Stored items:
^^^^

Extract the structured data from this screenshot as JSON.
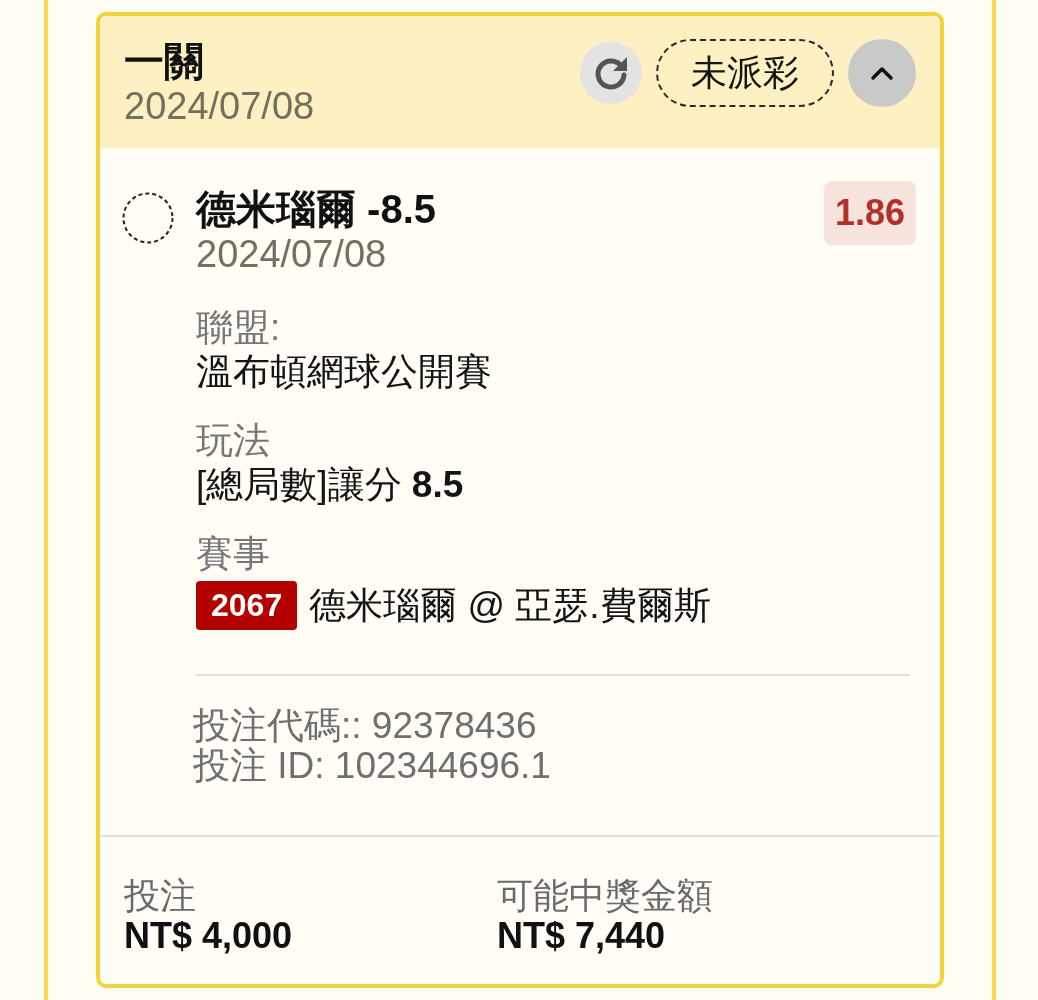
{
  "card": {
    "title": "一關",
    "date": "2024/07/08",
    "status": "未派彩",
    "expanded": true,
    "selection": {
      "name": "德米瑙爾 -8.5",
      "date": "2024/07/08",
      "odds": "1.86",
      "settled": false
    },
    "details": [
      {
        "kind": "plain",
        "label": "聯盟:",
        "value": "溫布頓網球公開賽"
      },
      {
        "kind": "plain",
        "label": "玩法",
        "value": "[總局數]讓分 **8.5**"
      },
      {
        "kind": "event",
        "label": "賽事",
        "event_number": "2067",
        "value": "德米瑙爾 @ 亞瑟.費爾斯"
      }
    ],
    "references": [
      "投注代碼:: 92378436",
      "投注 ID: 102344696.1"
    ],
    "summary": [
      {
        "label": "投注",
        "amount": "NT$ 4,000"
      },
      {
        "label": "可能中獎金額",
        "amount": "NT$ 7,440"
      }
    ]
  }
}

^^^^

#### Short problem:
Reply with nothing except the number of lines in the listing above that include the string "label".

#### In response:
5